Saved entries:
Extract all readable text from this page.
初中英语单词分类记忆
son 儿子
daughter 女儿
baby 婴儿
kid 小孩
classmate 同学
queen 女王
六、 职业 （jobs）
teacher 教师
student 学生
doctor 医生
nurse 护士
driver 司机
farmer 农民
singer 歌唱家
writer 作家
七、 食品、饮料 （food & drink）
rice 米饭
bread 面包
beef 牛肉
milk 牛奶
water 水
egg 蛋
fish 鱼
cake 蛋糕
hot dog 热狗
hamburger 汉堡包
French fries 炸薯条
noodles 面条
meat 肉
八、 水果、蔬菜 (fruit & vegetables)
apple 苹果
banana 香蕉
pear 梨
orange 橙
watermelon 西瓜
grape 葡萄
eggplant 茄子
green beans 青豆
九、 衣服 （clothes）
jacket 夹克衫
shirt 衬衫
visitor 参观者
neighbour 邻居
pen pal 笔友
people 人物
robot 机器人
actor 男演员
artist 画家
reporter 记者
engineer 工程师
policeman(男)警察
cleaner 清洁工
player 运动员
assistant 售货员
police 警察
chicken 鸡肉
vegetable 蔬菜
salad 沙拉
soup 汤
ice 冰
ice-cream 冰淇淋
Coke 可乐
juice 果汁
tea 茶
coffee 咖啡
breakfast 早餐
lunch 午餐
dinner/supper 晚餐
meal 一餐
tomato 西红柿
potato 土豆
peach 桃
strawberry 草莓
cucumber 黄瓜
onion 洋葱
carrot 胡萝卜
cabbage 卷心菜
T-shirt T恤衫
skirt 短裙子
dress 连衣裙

→ **Short task**
The records above need to be transcribed in full. Keep every character unchanged.

→ **Response for this exercise**
Extract all readable text from this page.
初中英语单词分类记忆
son 儿子
daughter 女儿
baby 婴儿
kid 小孩
classmate 同学
queen 女王
六、 职业 （jobs）
teacher 教师
student 学生
doctor 医生
nurse 护士
driver 司机
farmer 农民
singer 歌唱家
writer 作家
七、 食品、饮料 （food & drink）
rice 米饭
bread 面包
beef 牛肉
milk 牛奶
water 水
egg 蛋
fish 鱼
cake 蛋糕
hot dog 热狗
hamburger 汉堡包
French fries 炸薯条
noodles 面条
meat 肉
八、 水果、蔬菜 (fruit & vegetables)
apple 苹果
banana 香蕉
pear 梨
orange 橙
watermelon 西瓜
grape 葡萄
eggplant 茄子
green beans 青豆
九、 衣服 （clothes）
jacket 夹克衫
shirt 衬衫
visitor 参观者
neighbour 邻居
pen pal 笔友
people 人物
robot 机器人
actor 男演员
artist 画家
reporter 记者
engineer 工程师
policeman(男)警察
cleaner 清洁工
player 运动员
assistant 售货员
police 警察
chicken 鸡肉
vegetable 蔬菜
salad 沙拉
soup 汤
ice 冰
ice-cream 冰淇淋
Coke 可乐
juice 果汁
tea 茶
coffee 咖啡
breakfast 早餐
lunch 午餐
dinner/supper 晚餐
meal 一餐
tomato 西红柿
potato 土豆
peach 桃
strawberry 草莓
cucumber 黄瓜
onion 洋葱
carrot 胡萝卜
cabbage 卷心菜
T-shirt T恤衫
skirt 短裙子
dress 连衣裙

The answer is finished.